*Required task*
Work through the data line by line, gathering every line that has the word "page".

*Stored records*
— begin —

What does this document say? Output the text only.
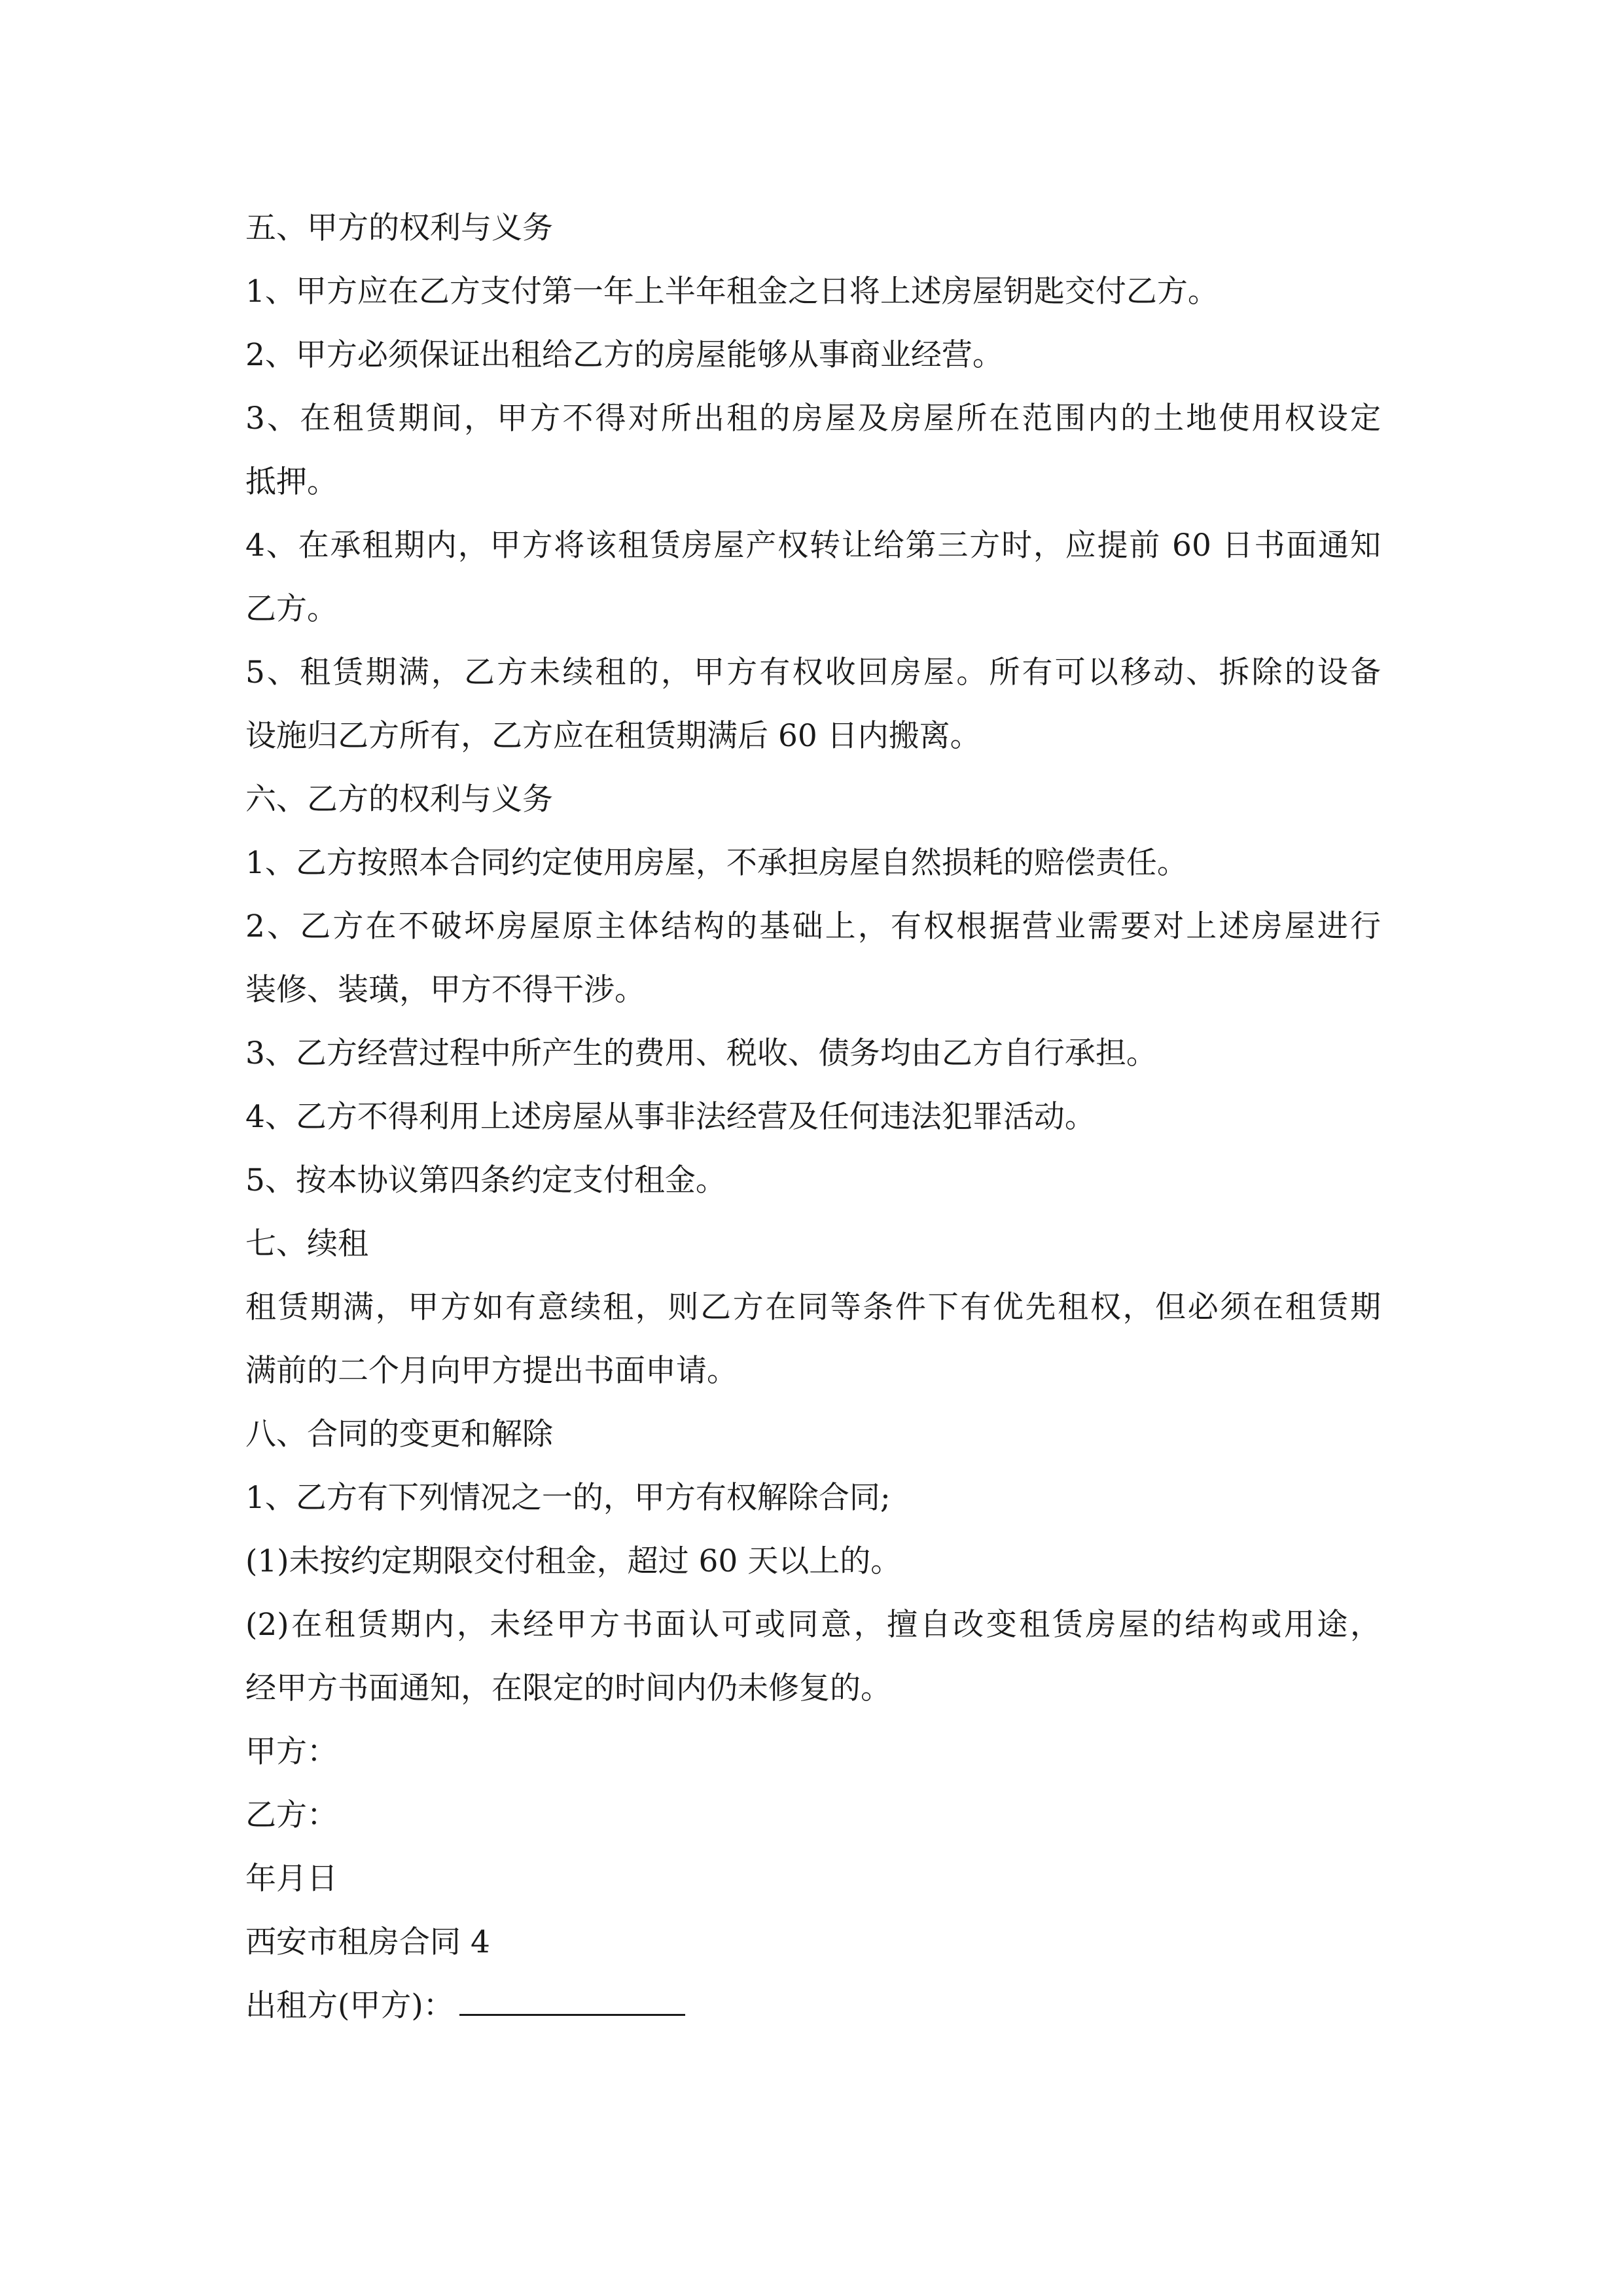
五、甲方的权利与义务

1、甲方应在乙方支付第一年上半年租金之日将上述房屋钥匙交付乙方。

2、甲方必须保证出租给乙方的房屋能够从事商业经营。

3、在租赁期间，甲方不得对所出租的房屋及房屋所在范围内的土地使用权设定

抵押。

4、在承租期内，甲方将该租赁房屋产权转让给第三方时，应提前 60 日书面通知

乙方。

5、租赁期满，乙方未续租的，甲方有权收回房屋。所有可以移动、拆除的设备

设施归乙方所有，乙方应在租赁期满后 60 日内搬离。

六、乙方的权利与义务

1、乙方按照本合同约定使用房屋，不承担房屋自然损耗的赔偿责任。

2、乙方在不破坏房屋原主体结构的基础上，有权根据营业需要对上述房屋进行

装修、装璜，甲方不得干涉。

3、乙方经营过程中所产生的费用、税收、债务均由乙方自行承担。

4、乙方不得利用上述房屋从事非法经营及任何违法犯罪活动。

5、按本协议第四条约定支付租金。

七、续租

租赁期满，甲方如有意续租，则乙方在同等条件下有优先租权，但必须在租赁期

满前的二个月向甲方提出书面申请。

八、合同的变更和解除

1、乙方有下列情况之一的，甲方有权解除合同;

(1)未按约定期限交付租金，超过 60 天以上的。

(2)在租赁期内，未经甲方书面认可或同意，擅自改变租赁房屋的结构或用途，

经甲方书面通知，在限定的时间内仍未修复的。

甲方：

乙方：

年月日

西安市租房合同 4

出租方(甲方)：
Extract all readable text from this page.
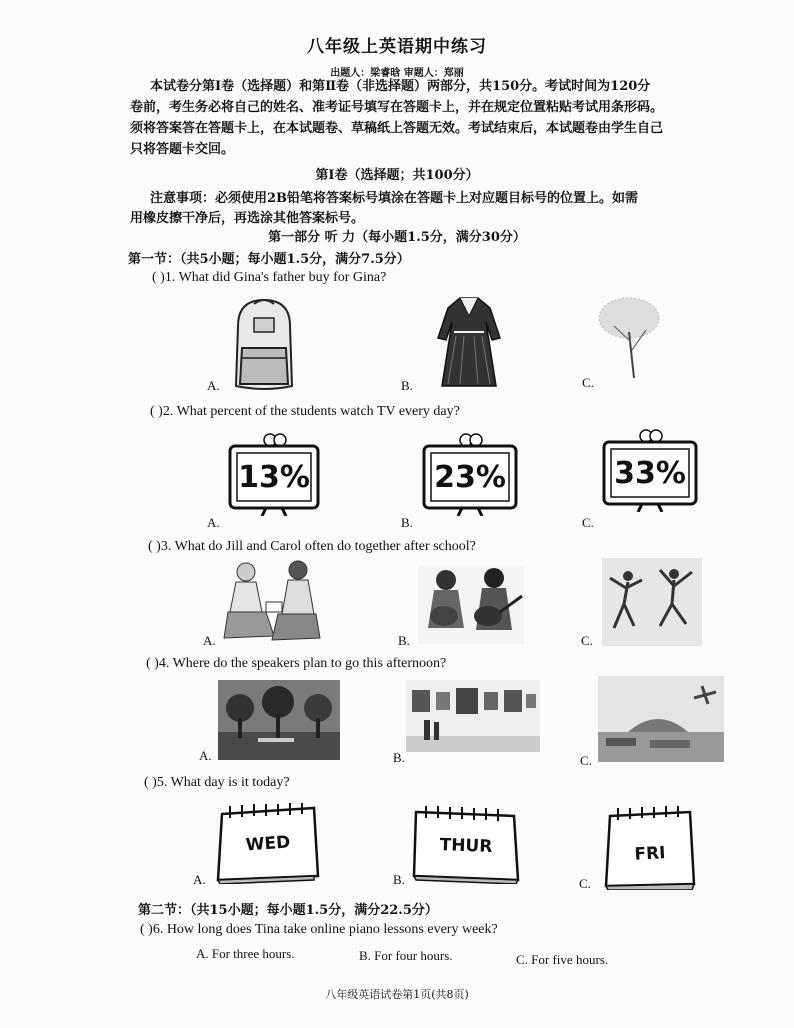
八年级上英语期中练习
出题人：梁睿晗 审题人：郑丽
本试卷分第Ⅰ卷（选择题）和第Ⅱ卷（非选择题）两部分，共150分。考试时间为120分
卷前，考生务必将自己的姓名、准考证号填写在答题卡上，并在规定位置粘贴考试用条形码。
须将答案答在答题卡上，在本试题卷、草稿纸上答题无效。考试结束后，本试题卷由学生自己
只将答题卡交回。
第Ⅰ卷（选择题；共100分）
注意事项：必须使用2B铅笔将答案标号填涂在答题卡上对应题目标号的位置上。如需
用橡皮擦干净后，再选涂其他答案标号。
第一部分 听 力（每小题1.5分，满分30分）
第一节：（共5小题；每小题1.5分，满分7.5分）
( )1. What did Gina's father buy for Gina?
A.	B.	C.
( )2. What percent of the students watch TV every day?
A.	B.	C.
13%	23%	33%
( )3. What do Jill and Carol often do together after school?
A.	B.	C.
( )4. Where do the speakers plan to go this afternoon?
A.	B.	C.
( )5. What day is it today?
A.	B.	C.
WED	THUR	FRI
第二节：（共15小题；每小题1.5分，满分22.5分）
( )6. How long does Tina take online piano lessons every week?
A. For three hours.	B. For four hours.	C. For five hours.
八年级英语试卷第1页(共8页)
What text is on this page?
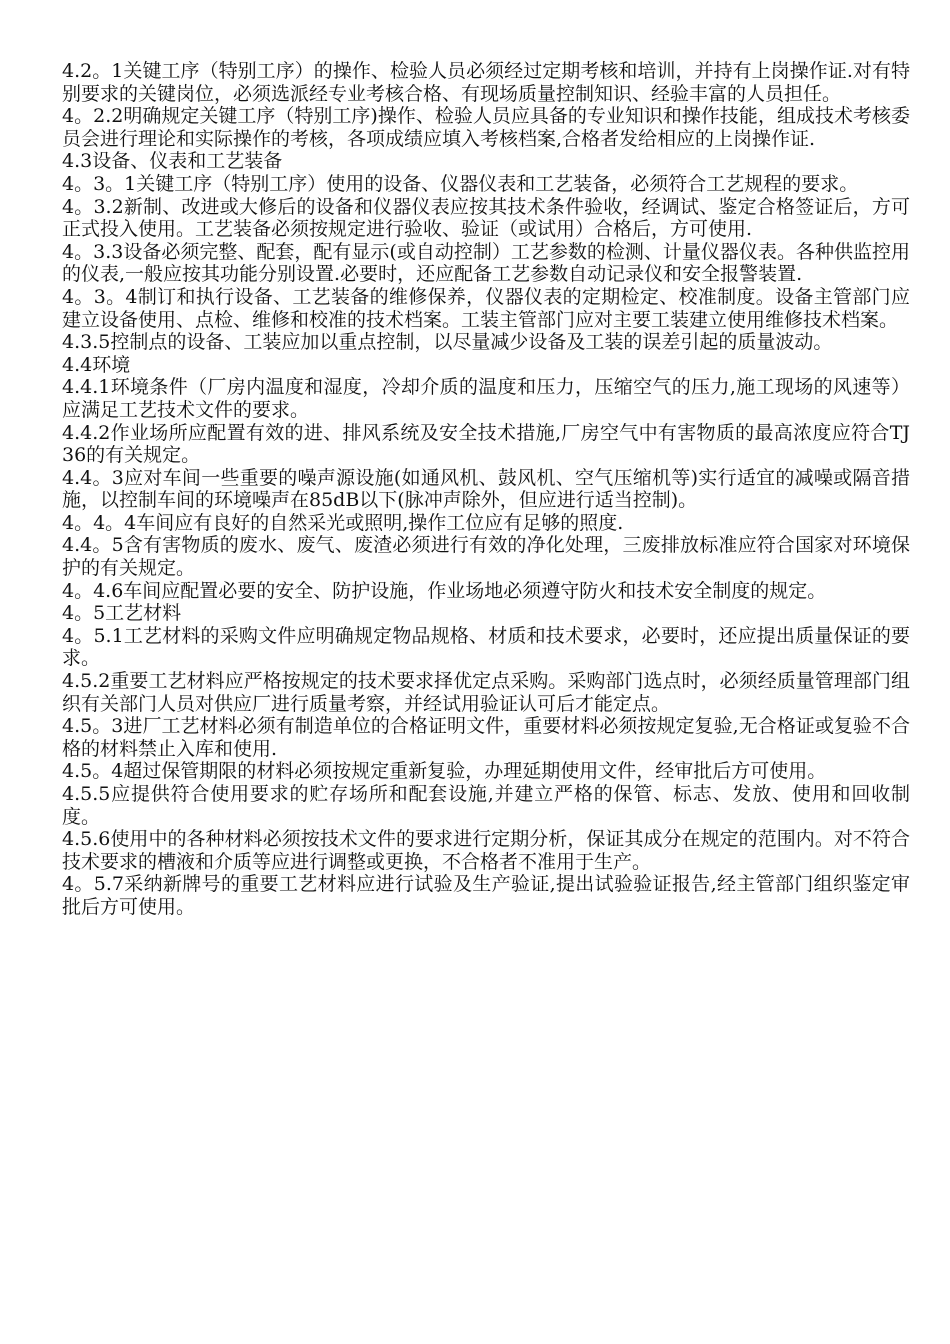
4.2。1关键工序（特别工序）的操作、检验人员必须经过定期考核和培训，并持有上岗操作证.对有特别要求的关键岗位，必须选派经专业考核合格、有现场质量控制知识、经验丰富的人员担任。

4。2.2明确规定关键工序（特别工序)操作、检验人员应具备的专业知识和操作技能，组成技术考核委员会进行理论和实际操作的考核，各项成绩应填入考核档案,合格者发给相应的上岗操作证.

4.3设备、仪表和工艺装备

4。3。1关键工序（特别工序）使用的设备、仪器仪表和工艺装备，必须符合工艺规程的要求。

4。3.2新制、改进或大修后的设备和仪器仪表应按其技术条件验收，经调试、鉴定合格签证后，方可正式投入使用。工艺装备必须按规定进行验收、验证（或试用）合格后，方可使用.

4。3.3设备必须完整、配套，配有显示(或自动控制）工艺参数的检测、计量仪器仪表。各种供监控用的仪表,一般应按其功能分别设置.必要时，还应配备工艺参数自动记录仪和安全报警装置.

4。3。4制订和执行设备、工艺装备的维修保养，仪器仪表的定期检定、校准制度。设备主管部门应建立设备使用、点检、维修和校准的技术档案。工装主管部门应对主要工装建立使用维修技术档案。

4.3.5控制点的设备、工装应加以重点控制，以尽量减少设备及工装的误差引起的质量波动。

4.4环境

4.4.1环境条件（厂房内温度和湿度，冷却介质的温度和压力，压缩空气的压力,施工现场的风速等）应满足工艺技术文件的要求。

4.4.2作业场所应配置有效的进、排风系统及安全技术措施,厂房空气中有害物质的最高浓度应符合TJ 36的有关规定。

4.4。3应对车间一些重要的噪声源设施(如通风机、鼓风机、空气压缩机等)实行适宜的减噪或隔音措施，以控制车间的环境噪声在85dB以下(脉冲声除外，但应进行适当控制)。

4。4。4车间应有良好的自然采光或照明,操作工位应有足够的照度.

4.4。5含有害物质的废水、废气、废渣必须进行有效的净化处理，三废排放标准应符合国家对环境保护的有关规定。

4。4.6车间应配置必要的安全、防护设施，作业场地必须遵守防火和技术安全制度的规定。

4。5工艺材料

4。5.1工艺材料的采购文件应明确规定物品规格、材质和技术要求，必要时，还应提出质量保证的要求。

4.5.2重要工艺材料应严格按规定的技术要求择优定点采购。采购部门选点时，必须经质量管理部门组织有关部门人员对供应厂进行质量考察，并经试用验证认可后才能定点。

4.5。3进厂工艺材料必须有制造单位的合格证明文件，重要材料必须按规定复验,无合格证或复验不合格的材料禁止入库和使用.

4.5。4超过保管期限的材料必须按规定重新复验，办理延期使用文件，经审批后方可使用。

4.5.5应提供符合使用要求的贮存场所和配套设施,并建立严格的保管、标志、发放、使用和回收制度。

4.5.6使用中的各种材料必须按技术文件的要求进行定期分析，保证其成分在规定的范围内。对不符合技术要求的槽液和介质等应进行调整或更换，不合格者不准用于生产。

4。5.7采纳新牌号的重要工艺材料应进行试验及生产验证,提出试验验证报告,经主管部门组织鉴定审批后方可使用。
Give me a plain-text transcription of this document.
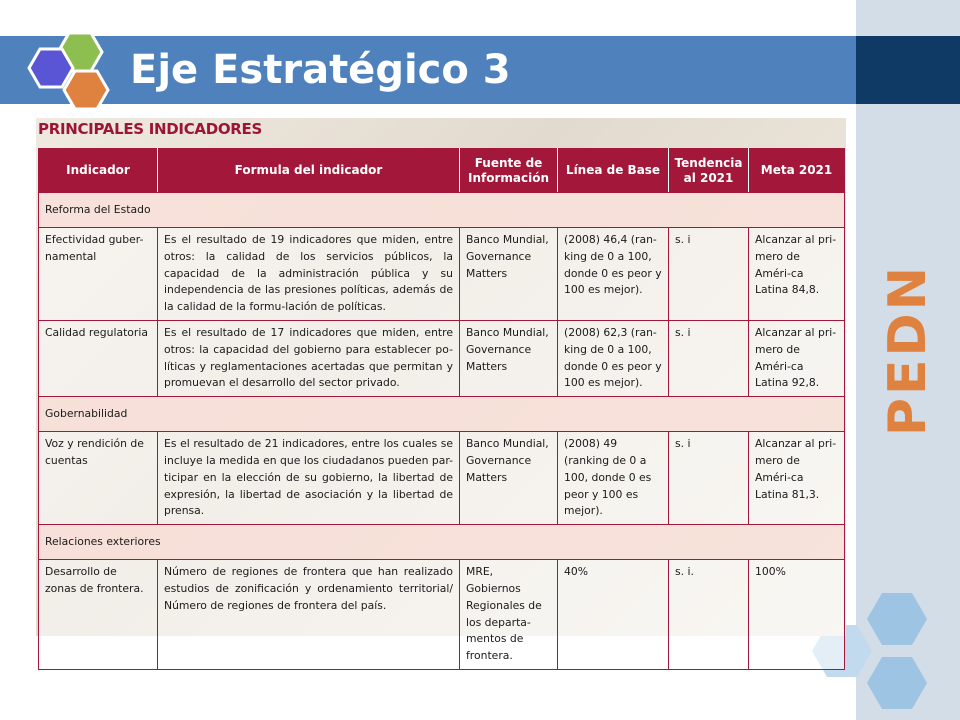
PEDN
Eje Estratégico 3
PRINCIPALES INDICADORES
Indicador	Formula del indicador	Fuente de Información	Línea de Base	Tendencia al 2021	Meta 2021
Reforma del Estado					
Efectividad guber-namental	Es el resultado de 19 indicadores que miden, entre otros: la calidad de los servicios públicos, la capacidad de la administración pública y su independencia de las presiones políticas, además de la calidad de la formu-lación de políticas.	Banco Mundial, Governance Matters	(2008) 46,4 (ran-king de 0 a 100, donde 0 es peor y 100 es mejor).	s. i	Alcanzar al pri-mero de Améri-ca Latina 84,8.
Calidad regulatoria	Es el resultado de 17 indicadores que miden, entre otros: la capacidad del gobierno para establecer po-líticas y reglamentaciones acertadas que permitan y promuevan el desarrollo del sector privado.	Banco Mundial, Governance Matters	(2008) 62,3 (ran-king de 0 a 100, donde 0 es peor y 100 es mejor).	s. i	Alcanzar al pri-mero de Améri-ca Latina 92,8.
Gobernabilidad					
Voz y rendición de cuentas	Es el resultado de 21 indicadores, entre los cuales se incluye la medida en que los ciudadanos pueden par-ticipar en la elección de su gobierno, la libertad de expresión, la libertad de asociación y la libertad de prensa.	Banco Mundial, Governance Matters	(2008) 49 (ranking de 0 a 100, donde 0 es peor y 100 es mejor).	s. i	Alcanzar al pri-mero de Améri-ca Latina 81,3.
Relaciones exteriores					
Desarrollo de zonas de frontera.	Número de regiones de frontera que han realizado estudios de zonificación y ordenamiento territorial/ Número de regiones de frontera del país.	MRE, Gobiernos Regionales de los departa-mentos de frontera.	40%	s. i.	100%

— end —

*The solution*
Extract all readable text from this page.
What text is on this page?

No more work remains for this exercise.